Source material -

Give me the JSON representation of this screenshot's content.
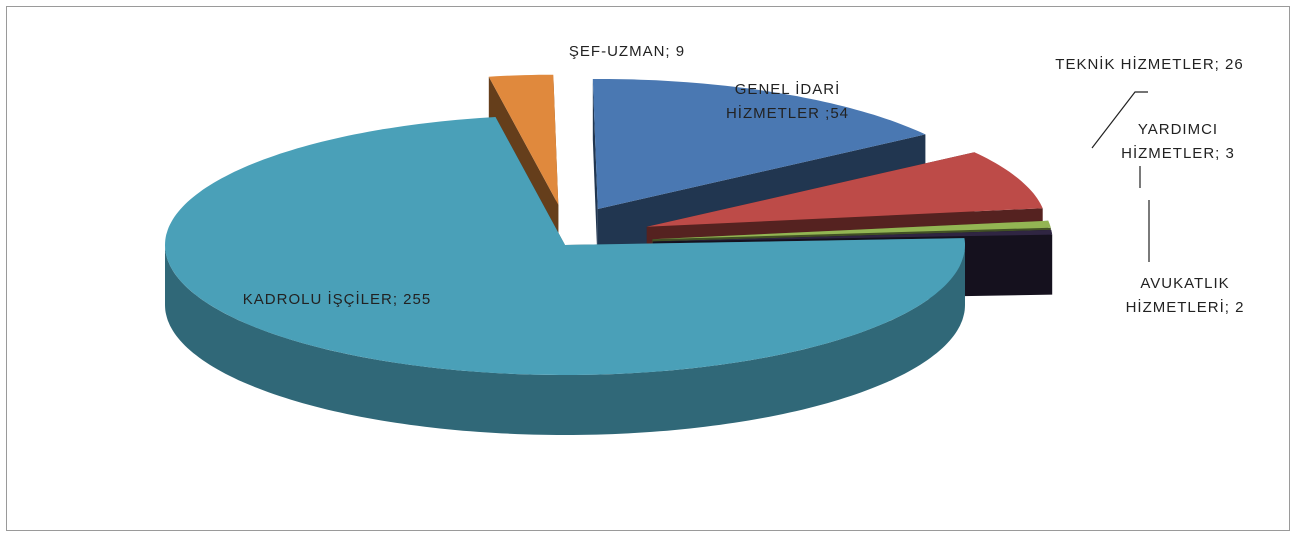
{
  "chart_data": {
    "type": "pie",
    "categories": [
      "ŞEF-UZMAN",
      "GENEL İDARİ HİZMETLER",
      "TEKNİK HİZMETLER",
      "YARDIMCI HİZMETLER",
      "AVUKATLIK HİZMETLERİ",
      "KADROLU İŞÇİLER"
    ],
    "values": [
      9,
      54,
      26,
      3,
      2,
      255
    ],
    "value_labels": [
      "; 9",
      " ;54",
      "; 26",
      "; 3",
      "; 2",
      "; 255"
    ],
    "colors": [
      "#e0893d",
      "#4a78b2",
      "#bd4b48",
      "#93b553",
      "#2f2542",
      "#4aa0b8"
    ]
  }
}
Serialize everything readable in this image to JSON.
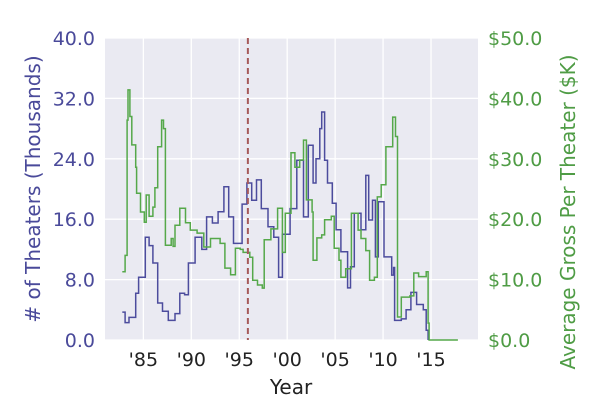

...

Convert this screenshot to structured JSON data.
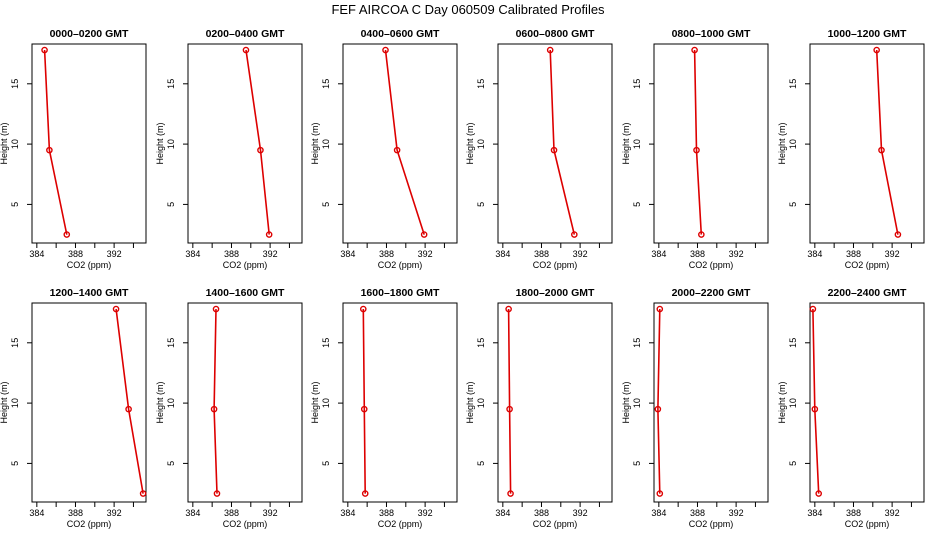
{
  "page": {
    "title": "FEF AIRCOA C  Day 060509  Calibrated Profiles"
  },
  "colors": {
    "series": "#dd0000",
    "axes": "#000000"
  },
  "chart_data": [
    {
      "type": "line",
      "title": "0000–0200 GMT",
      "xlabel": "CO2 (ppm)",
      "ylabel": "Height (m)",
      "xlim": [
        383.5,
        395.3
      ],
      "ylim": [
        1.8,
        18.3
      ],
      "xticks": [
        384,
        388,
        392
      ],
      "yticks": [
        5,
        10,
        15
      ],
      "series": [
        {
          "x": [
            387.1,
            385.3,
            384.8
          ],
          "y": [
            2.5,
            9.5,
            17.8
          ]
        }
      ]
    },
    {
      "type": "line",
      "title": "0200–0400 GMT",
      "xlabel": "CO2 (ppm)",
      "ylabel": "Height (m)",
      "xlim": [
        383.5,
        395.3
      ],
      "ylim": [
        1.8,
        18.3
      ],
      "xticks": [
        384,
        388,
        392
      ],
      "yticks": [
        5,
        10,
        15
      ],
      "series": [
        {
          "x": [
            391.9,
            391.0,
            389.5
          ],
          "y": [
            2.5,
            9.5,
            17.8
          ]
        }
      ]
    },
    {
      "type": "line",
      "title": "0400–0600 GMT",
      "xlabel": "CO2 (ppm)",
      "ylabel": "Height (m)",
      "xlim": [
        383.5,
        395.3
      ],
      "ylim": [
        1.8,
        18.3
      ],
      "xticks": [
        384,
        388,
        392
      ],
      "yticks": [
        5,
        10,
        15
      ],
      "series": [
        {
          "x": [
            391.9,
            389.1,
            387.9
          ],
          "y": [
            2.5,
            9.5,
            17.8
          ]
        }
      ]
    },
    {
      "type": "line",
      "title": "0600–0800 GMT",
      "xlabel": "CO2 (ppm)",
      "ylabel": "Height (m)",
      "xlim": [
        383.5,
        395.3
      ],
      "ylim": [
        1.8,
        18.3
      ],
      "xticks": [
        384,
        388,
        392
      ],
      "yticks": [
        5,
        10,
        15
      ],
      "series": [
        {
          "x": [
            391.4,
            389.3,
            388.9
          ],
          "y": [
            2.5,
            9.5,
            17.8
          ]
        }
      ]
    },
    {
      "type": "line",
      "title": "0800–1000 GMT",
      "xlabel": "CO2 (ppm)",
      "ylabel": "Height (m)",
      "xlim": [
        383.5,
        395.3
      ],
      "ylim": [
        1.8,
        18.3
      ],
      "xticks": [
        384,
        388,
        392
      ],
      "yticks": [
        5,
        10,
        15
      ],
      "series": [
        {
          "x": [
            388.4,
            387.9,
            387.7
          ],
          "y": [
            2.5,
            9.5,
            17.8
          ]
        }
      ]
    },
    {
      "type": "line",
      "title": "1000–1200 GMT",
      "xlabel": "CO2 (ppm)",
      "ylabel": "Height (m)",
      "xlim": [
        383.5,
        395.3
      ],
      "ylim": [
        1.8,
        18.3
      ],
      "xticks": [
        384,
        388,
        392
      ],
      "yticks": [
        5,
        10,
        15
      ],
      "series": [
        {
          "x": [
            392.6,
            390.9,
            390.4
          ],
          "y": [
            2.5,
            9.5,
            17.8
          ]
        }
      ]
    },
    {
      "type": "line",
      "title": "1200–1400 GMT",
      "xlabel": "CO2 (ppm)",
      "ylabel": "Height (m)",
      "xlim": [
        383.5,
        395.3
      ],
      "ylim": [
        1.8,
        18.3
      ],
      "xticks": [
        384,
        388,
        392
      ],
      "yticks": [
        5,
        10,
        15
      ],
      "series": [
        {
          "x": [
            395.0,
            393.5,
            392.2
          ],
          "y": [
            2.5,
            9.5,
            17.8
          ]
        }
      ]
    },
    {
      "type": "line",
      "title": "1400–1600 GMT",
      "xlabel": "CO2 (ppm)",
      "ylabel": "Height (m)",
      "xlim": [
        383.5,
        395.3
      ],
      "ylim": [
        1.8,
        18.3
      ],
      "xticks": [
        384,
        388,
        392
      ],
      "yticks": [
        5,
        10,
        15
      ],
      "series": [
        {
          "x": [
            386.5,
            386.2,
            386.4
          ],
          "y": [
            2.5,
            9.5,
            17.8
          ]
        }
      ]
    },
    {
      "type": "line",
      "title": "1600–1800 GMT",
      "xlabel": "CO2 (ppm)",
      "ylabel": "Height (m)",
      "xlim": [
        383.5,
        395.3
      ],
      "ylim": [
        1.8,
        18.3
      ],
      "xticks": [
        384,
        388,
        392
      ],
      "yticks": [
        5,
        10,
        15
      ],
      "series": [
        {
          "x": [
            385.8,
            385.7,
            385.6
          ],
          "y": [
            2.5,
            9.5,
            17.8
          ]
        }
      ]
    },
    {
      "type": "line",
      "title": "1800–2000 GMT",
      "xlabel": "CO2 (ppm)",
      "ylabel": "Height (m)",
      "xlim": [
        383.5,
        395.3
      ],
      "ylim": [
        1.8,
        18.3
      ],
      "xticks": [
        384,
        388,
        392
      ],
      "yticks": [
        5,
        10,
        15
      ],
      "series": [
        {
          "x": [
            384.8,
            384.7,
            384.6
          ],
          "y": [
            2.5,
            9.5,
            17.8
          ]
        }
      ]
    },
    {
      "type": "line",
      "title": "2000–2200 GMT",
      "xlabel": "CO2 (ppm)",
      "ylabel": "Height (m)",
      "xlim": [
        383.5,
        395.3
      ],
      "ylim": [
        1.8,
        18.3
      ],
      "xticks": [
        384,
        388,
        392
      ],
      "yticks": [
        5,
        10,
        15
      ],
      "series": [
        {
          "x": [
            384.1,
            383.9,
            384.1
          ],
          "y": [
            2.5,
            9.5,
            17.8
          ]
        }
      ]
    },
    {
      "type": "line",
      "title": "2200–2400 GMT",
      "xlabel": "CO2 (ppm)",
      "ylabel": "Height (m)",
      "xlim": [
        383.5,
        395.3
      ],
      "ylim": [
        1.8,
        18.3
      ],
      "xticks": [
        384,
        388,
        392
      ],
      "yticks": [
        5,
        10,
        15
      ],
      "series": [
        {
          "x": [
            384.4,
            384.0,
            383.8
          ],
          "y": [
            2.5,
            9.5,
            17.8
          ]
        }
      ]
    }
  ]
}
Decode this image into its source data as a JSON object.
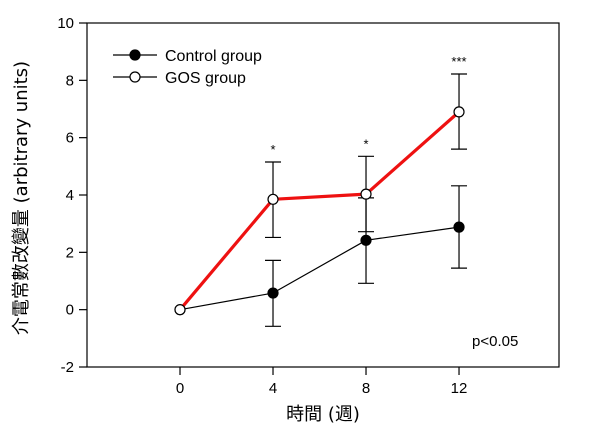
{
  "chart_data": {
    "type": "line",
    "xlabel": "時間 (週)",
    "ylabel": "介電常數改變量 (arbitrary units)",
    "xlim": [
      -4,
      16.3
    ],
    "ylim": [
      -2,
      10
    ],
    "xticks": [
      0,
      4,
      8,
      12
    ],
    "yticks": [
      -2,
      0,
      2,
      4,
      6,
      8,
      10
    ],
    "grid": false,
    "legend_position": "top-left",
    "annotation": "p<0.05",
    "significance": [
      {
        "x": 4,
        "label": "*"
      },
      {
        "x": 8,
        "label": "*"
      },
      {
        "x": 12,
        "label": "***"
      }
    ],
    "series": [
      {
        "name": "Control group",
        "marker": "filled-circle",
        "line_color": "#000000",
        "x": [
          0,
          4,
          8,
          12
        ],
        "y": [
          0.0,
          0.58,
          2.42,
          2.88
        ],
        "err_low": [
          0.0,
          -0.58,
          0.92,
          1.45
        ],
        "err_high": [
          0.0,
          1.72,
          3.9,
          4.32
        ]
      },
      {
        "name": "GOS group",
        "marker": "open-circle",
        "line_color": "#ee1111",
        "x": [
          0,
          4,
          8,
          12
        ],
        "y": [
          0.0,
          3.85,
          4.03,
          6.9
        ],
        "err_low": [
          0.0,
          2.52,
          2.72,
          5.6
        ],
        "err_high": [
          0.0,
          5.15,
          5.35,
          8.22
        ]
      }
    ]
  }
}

Exercise -
Using the entries above, transcribe every line from the line containing "Give me the" through the line containing "Serialize everything readable". Do not copy pictures.

The solution -
Give me the JSON representation of this screenshot's content.
{
  "chart_data": {
    "type": "pie",
    "categories": [
      "ŞEF-UZMAN",
      "GENEL İDARİ HİZMETLER",
      "TEKNİK HİZMETLER",
      "YARDIMCI HİZMETLER",
      "AVUKATLIK HİZMETLERİ",
      "KADROLU İŞÇİLER"
    ],
    "values": [
      9,
      54,
      26,
      3,
      2,
      255
    ],
    "value_labels": [
      "; 9",
      " ;54",
      "; 26",
      "; 3",
      "; 2",
      "; 255"
    ],
    "colors": [
      "#e0893d",
      "#4a78b2",
      "#bd4b48",
      "#93b553",
      "#2f2542",
      "#4aa0b8"
    ]
  }
}
Serialize everything readable in this image to JSON.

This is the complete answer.